> Written exercise:
In the listing below, identify each line with the word "title" and return those lines.

> Data provided:
.....
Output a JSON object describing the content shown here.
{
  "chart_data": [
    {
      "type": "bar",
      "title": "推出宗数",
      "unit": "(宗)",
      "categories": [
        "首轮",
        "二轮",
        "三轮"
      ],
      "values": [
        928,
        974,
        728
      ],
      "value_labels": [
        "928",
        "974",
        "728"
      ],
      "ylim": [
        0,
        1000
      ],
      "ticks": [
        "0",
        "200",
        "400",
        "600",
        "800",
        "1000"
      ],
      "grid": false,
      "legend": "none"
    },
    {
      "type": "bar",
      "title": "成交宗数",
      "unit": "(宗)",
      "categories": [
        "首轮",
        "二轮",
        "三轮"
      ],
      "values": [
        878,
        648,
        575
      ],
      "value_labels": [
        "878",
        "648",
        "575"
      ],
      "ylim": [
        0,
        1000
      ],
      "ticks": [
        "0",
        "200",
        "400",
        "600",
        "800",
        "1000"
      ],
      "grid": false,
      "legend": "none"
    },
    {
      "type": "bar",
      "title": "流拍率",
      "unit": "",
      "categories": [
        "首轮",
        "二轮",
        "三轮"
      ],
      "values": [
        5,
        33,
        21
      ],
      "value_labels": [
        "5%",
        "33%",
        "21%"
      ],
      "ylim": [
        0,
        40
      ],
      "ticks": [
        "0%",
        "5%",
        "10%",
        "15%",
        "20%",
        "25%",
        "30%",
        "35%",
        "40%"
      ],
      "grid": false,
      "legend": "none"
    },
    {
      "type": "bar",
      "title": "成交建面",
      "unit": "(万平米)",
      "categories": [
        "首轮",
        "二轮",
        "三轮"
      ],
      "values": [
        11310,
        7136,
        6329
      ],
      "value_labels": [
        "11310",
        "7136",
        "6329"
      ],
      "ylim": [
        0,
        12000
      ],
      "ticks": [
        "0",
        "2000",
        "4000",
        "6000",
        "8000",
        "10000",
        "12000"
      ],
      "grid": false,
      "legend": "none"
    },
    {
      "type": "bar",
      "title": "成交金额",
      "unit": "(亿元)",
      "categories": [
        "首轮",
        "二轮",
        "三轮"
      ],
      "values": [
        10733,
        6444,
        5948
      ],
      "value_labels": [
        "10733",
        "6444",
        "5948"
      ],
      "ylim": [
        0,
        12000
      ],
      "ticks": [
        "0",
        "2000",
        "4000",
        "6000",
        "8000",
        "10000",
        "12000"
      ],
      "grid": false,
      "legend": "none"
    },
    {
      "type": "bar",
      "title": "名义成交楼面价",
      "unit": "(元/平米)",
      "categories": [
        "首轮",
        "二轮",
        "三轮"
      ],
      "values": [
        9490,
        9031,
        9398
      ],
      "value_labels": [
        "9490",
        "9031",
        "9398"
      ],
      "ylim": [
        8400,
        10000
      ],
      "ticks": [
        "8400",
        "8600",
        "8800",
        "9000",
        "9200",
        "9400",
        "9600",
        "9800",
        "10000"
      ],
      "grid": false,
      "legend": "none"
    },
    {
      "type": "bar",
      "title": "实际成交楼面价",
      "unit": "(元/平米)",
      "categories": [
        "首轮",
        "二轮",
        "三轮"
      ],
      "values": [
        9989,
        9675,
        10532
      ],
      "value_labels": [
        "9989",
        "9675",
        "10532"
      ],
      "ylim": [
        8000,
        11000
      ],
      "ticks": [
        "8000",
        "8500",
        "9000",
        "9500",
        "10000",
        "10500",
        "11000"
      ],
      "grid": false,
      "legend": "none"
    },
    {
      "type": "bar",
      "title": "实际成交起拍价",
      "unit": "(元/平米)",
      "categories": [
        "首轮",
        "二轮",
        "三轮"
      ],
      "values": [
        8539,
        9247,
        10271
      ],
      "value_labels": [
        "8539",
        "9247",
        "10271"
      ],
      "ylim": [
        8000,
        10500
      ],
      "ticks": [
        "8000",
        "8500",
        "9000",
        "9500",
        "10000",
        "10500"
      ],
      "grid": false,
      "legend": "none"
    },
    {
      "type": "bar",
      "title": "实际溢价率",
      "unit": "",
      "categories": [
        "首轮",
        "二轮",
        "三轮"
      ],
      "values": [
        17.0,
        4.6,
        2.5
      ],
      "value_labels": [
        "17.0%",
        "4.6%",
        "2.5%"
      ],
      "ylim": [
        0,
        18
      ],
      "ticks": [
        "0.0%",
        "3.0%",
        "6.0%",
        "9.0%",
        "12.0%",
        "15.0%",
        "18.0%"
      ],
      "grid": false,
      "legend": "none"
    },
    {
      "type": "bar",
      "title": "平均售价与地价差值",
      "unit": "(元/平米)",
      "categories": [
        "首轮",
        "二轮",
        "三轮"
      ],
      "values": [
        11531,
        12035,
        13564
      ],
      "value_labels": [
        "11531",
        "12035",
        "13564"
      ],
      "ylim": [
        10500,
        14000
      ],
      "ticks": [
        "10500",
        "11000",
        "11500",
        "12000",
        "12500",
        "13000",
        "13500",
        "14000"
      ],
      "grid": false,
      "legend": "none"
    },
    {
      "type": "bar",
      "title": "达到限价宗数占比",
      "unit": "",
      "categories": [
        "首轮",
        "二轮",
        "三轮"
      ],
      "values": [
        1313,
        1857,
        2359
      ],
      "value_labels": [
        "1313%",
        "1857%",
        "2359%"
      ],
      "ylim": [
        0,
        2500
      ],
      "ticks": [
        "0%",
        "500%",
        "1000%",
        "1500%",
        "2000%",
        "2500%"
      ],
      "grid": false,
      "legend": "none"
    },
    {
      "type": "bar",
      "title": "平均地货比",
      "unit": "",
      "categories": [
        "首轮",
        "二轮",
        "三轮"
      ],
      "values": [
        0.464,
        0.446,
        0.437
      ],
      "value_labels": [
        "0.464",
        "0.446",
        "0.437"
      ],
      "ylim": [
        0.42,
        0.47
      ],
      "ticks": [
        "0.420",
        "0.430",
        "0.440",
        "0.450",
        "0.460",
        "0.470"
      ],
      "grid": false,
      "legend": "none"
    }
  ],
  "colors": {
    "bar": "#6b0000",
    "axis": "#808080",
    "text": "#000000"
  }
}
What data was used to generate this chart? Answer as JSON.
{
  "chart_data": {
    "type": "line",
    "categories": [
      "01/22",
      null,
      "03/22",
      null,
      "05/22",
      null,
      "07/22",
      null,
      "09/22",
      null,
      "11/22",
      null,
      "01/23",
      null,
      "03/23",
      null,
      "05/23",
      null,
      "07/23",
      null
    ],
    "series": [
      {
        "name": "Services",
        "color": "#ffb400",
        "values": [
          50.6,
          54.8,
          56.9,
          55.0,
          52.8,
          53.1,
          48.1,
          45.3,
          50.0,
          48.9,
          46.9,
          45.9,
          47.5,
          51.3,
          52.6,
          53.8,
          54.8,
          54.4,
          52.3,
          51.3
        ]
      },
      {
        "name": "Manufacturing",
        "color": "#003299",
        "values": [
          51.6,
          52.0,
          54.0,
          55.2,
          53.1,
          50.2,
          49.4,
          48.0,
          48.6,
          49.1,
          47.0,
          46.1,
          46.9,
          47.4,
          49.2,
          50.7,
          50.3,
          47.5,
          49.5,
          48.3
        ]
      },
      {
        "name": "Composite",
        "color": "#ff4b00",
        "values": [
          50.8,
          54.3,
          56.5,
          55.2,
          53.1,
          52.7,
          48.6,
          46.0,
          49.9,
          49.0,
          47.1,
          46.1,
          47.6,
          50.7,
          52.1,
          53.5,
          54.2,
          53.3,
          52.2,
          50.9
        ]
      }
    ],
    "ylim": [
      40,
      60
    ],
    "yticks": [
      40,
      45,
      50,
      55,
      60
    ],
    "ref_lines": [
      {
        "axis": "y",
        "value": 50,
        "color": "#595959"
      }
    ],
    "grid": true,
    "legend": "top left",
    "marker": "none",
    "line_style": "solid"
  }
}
.....
> Completed task:
      "title": "推出宗数",
      "title": "成交宗数",
      "title": "流拍率",
      "title": "成交建面",
      "title": "成交金额",
      "title": "名义成交楼面价",
      "title": "实际成交楼面价",
      "title": "实际成交起拍价",
      "title": "实际溢价率",
      "title": "平均售价与地价差值",
      "title": "达到限价宗数占比",
      "title": "平均地货比",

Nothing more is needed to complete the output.